* Exercise requirements
Arrange the items from their first line through the line containing "y-tick-label: 1200 [107,9,160,36]", with both ends included, as a JSON list of strings with one string per line and no blank lines.

*** Material provided

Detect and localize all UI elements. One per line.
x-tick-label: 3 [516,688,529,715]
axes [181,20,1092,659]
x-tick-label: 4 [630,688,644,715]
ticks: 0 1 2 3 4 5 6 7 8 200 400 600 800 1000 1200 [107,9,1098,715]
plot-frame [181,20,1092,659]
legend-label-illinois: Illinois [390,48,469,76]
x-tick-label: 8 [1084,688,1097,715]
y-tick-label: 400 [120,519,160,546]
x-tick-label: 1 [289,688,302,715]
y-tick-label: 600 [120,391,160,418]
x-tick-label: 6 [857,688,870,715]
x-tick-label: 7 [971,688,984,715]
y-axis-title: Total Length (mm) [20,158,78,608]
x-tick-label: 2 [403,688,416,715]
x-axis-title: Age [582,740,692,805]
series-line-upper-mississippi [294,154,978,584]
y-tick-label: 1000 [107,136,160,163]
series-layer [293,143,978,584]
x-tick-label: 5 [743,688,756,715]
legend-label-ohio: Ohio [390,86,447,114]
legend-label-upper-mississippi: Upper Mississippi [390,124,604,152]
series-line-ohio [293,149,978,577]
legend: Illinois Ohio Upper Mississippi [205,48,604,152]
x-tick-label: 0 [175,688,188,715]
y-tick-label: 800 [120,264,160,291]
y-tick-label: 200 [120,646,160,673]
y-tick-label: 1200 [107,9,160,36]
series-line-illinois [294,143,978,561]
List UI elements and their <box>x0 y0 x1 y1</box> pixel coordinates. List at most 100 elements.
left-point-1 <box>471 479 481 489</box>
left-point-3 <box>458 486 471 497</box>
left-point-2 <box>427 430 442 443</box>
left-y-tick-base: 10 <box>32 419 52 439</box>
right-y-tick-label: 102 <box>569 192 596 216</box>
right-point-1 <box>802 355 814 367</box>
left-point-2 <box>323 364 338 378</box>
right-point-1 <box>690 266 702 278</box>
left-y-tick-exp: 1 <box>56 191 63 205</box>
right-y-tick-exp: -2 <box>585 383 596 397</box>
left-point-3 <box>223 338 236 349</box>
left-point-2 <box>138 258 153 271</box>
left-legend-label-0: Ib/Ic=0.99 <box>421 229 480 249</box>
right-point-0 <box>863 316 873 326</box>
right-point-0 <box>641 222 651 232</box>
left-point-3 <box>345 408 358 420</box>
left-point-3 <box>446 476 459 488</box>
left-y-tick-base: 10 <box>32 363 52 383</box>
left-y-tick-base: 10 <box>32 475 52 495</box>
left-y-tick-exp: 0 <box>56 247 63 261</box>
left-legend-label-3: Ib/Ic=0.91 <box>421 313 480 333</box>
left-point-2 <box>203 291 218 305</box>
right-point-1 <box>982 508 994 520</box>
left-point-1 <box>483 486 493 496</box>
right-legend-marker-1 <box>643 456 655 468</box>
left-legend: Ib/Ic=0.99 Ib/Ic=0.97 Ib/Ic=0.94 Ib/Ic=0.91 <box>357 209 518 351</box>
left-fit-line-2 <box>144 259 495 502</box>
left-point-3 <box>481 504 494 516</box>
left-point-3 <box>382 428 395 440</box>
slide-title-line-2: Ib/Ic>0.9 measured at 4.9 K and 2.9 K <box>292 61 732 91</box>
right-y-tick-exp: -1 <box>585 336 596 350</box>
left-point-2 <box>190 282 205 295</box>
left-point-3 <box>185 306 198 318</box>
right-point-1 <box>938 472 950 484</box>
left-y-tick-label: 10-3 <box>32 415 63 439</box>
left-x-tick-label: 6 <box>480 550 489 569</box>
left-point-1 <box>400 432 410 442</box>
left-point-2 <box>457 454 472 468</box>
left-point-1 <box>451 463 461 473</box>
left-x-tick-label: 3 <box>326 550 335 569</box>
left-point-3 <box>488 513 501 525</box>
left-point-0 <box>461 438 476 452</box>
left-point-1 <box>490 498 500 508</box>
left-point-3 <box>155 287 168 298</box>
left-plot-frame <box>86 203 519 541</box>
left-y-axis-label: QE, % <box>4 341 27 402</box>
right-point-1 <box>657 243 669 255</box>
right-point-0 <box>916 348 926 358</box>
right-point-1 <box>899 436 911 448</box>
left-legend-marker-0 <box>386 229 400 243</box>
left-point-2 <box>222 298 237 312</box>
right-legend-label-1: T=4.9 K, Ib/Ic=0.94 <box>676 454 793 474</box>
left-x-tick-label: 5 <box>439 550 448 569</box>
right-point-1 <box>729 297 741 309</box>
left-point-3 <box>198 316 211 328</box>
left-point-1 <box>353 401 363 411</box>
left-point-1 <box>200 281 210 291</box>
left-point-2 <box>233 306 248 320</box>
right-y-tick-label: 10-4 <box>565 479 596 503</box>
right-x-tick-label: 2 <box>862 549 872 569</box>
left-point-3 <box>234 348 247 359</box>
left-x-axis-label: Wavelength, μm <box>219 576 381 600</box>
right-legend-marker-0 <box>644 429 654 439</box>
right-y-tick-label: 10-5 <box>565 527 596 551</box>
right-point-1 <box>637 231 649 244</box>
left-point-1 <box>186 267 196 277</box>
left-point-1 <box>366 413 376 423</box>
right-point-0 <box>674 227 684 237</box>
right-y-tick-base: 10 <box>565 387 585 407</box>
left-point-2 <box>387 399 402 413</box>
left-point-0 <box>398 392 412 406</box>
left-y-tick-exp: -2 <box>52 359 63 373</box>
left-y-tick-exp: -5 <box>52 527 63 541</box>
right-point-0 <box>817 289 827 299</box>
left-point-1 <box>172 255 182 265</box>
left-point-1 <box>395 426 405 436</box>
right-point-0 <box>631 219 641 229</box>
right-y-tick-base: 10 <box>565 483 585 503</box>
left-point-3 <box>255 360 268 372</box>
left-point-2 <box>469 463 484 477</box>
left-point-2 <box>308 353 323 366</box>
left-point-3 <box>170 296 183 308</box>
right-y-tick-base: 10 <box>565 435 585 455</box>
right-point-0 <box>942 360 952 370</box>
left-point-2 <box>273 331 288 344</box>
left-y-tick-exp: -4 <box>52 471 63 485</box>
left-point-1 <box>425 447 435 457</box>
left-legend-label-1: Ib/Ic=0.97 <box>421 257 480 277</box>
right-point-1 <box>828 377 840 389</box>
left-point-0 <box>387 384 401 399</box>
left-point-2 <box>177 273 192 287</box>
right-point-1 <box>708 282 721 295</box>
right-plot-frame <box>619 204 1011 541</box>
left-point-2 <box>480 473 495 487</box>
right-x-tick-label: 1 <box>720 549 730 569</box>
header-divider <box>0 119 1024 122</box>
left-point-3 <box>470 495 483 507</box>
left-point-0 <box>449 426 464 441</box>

******

* Written answer
[
  "Detect and localize all UI elements. One per line.",
  "x-tick-label: 3 [516,688,529,715]",
  "axes [181,20,1092,659]",
  "x-tick-label: 4 [630,688,644,715]",
  "ticks: 0 1 2 3 4 5 6 7 8 200 400 600 800 1000 1200 [107,9,1098,715]",
  "plot-frame [181,20,1092,659]",
  "legend-label-illinois: Illinois [390,48,469,76]",
  "x-tick-label: 8 [1084,688,1097,715]",
  "y-tick-label: 400 [120,519,160,546]",
  "x-tick-label: 1 [289,688,302,715]",
  "y-tick-label: 600 [120,391,160,418]",
  "x-tick-label: 6 [857,688,870,715]",
  "x-tick-label: 7 [971,688,984,715]",
  "y-axis-title: Total Length (mm) [20,158,78,608]",
  "x-tick-label: 2 [403,688,416,715]",
  "x-axis-title: Age [582,740,692,805]",
  "series-line-upper-mississippi [294,154,978,584]",
  "y-tick-label: 1000 [107,136,160,163]",
  "series-layer [293,143,978,584]",
  "x-tick-label: 5 [743,688,756,715]",
  "legend-label-ohio: Ohio [390,86,447,114]",
  "legend-label-upper-mississippi: Upper Mississippi [390,124,604,152]",
  "series-line-ohio [293,149,978,577]",
  "legend: Illinois Ohio Upper Mississippi [205,48,604,152]",
  "x-tick-label: 0 [175,688,188,715]",
  "y-tick-label: 800 [120,264,160,291]",
  "y-tick-label: 200 [120,646,160,673]",
  "y-tick-label: 1200 [107,9,160,36]"
]